• Figure data in JSON:
▬▬▬

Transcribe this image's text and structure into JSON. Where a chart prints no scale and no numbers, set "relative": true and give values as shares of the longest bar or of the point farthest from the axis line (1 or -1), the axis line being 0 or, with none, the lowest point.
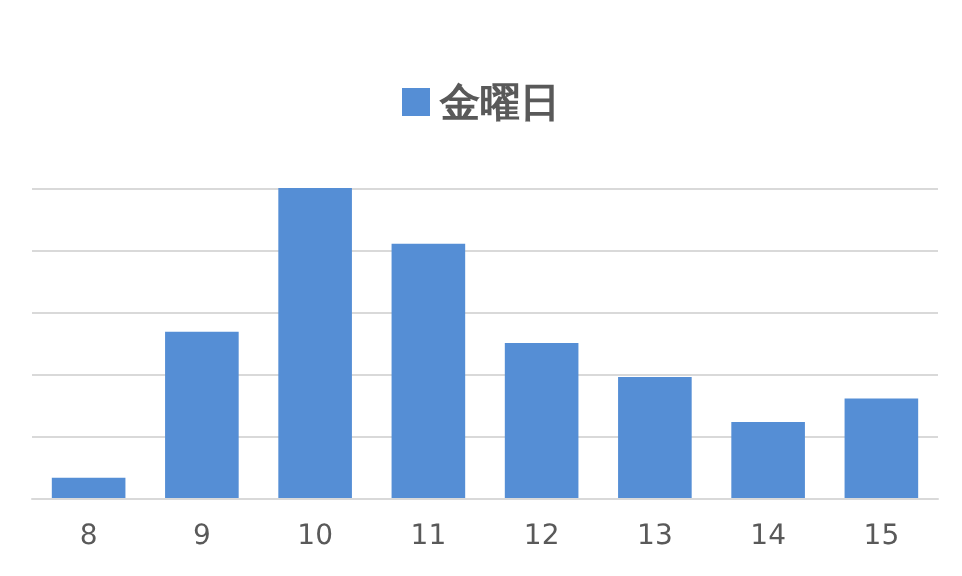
{
  "chart_data": {
    "type": "bar",
    "categories": [
      "8",
      "9",
      "10",
      "11",
      "12",
      "13",
      "14",
      "15"
    ],
    "series": [
      {
        "name": "金曜日",
        "color": "#558ed5",
        "values": [
          0.065,
          0.536,
          1,
          0.82,
          0.5,
          0.39,
          0.245,
          0.321
        ]
      }
    ],
    "relative": true,
    "grid": "y",
    "legend": "top"
  }
}
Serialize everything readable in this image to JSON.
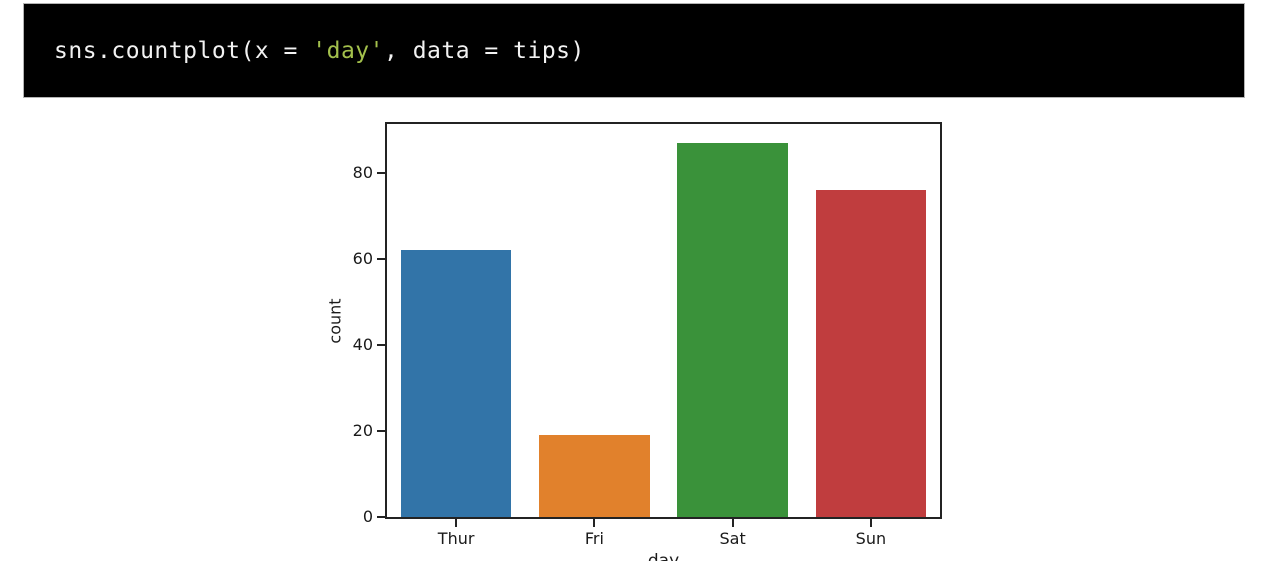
{
  "code_cell": {
    "text_before": "sns.countplot(x = ",
    "string_literal": "'day'",
    "text_after": ", data = tips)",
    "text_color": "#f2f2f2",
    "string_color": "#a3c04c",
    "background": "#000000"
  },
  "chart_data": {
    "type": "bar",
    "title": "",
    "categories": [
      "Thur",
      "Fri",
      "Sat",
      "Sun"
    ],
    "values": [
      62,
      19,
      87,
      76
    ],
    "bar_colors": [
      "#3274a8",
      "#e1812c",
      "#3a923a",
      "#c03d3e"
    ],
    "xlabel": "day",
    "ylabel": "count",
    "ylim": [
      0,
      91.35
    ],
    "yticks": [
      0,
      20,
      40,
      60,
      80
    ],
    "grid": false,
    "legend": "none",
    "bar_width_ratio": 0.8
  }
}
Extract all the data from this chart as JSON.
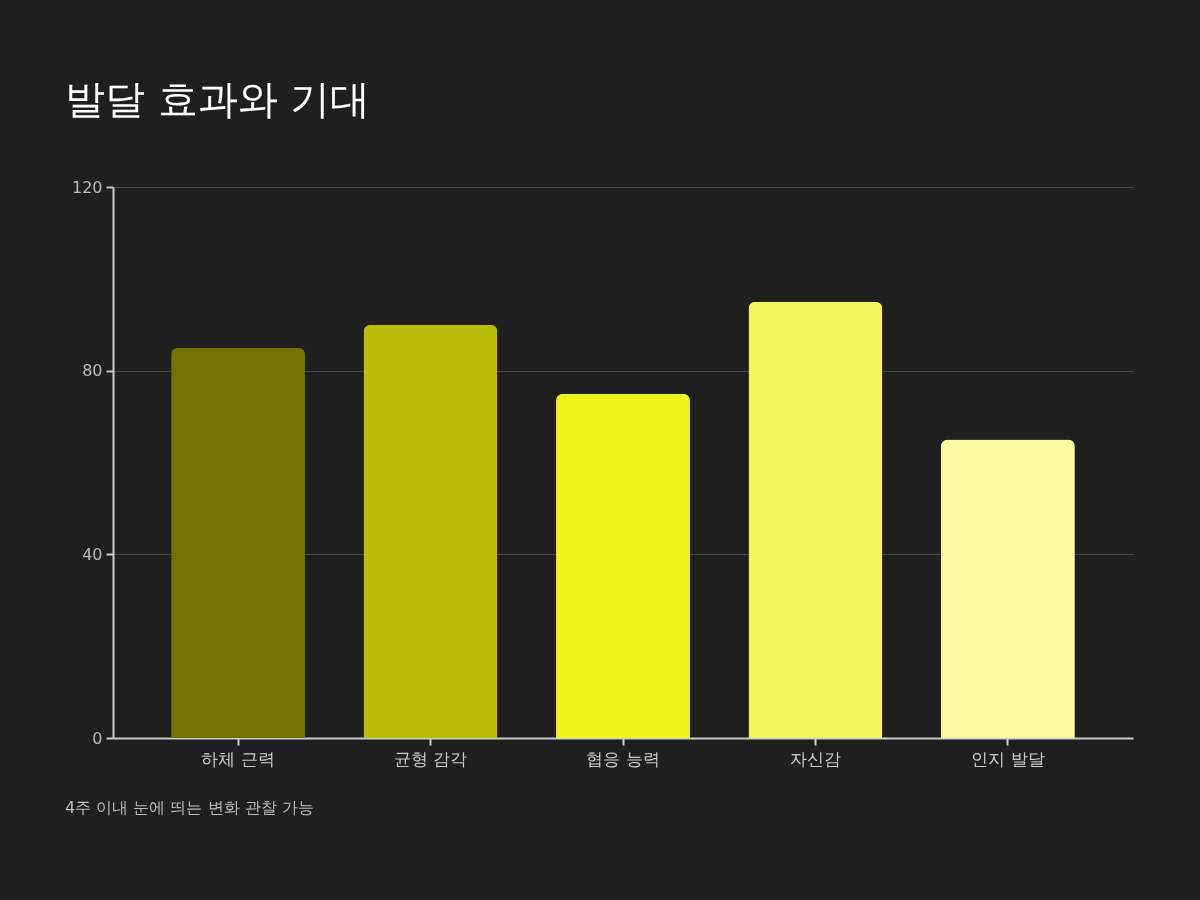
{
  "chart_data": {
    "type": "bar",
    "title": "발달 효과와 기대",
    "categories": [
      "하체 근력",
      "균형 감각",
      "협응 능력",
      "자신감",
      "인지 발달"
    ],
    "values": [
      85,
      90,
      75,
      95,
      65
    ],
    "colors": [
      "#737305",
      "#bbbb0a",
      "#f2f21c",
      "#f5f562",
      "#fafaa0"
    ],
    "ylim": [
      0,
      120
    ],
    "yticks": [
      0,
      40,
      80,
      120
    ],
    "grid": "y",
    "annotations": [
      "4주 이내 눈에 띄는 변화 관찰 가능"
    ]
  }
}
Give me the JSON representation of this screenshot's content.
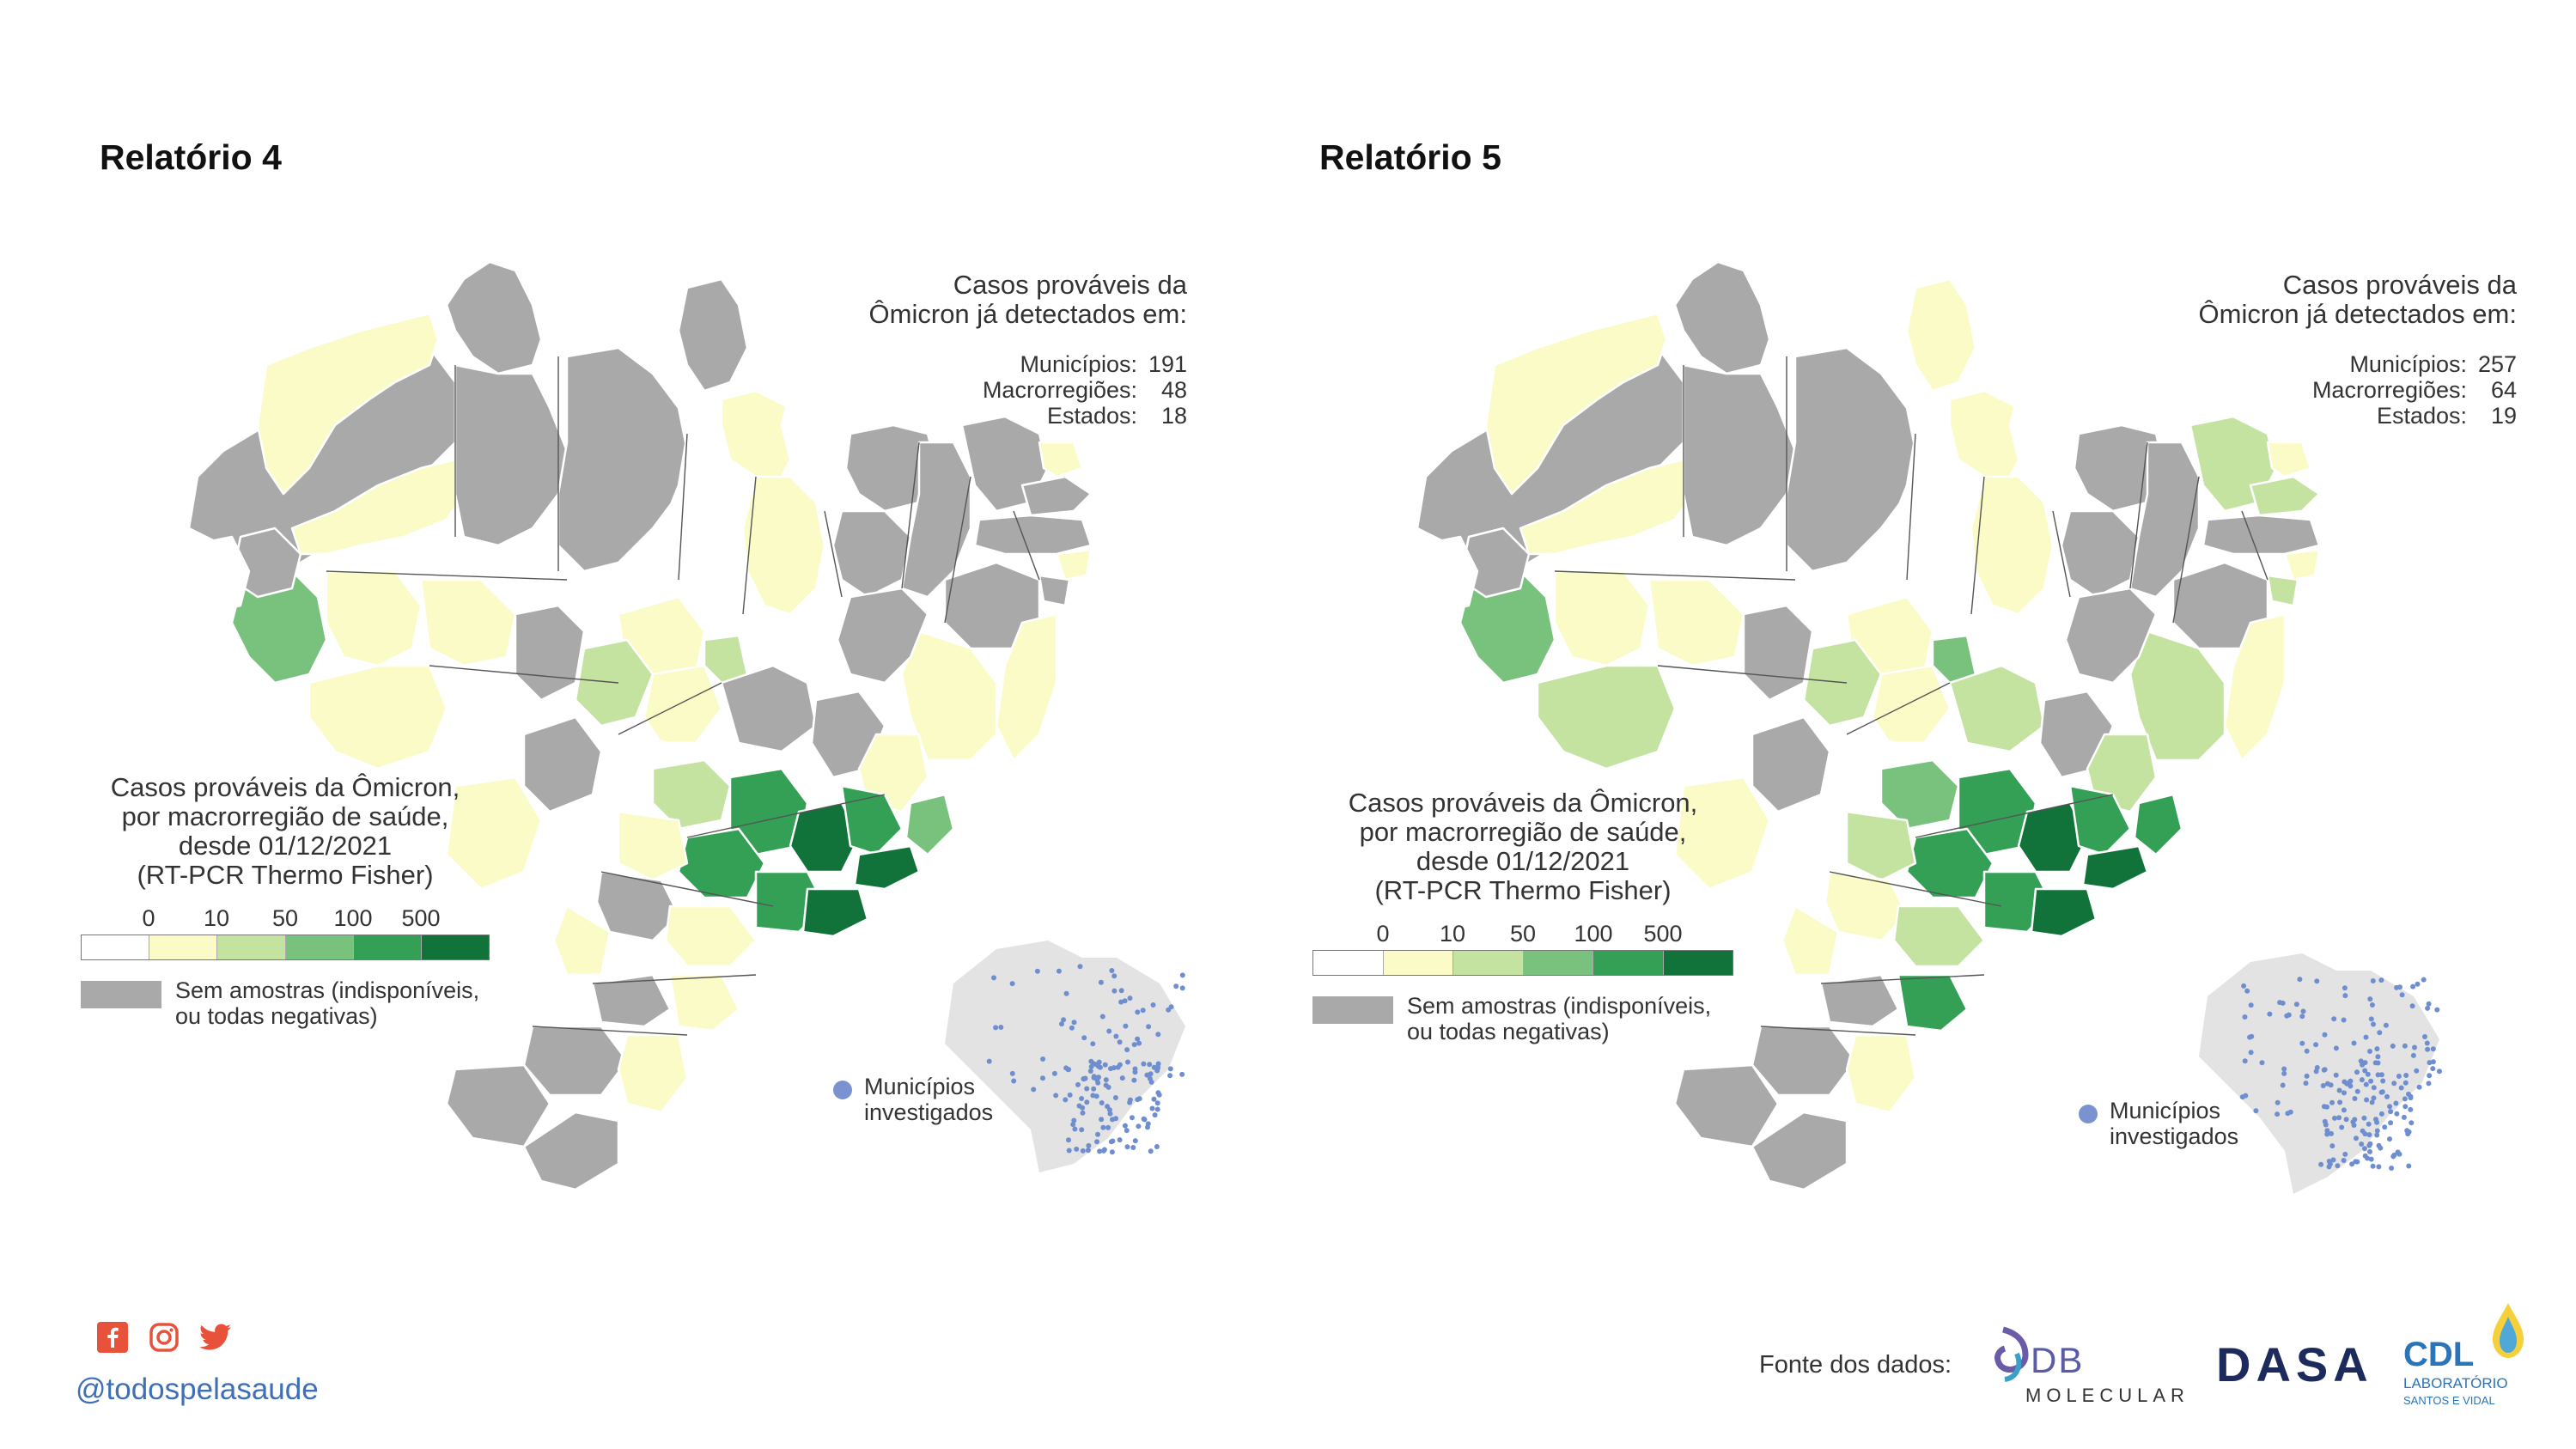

▬▬▬

• Directive: What is needed is an exact reproduction of the data, pictures excluded.

• Task output:
Transcribe this image's text and structure into JSON. Where a chart prints no scale and no numbers, set "relative": true and give values as shares of the longest bar or of the point farthest from the axis line (1 or -1), the axis line being 0 or, with none, the lowest point.
{
  "chart_data": {
    "type": "bar",
    "categories": [
      "8",
      "9",
      "10",
      "11",
      "12",
      "13",
      "14",
      "15"
    ],
    "series": [
      {
        "name": "金曜日",
        "color": "#558ed5",
        "values": [
          0.065,
          0.536,
          1,
          0.82,
          0.5,
          0.39,
          0.245,
          0.321
        ]
      }
    ],
    "relative": true,
    "grid": "y",
    "legend": "top"
  }
}
Serialize everything readable in this image to JSON.
{
  "code_cell": {
    "text_before": "sns.countplot(x = ",
    "string_literal": "'day'",
    "text_after": ", data = tips)",
    "text_color": "#f2f2f2",
    "string_color": "#a3c04c",
    "background": "#000000"
  },
  "chart_data": {
    "type": "bar",
    "title": "",
    "categories": [
      "Thur",
      "Fri",
      "Sat",
      "Sun"
    ],
    "values": [
      62,
      19,
      87,
      76
    ],
    "bar_colors": [
      "#3274a8",
      "#e1812c",
      "#3a923a",
      "#c03d3e"
    ],
    "xlabel": "day",
    "ylabel": "count",
    "ylim": [
      0,
      91.35
    ],
    "yticks": [
      0,
      20,
      40,
      60,
      80
    ],
    "grid": false,
    "legend": "none",
    "bar_width_ratio": 0.8
  }
}
Extract all the data from this chart as JSON.
{
  "chart_data": {
    "type": "bar",
    "title": "발달 효과와 기대",
    "categories": [
      "하체 근력",
      "균형 감각",
      "협응 능력",
      "자신감",
      "인지 발달"
    ],
    "values": [
      85,
      90,
      75,
      95,
      65
    ],
    "colors": [
      "#737305",
      "#bbbb0a",
      "#f2f21c",
      "#f5f562",
      "#fafaa0"
    ],
    "ylim": [
      0,
      120
    ],
    "yticks": [
      0,
      40,
      80,
      120
    ],
    "grid": "y",
    "annotations": [
      "4주 이내 눈에 띄는 변화 관찰 가능"
    ]
  }
}
Give me the JSON representation of this screenshot's content.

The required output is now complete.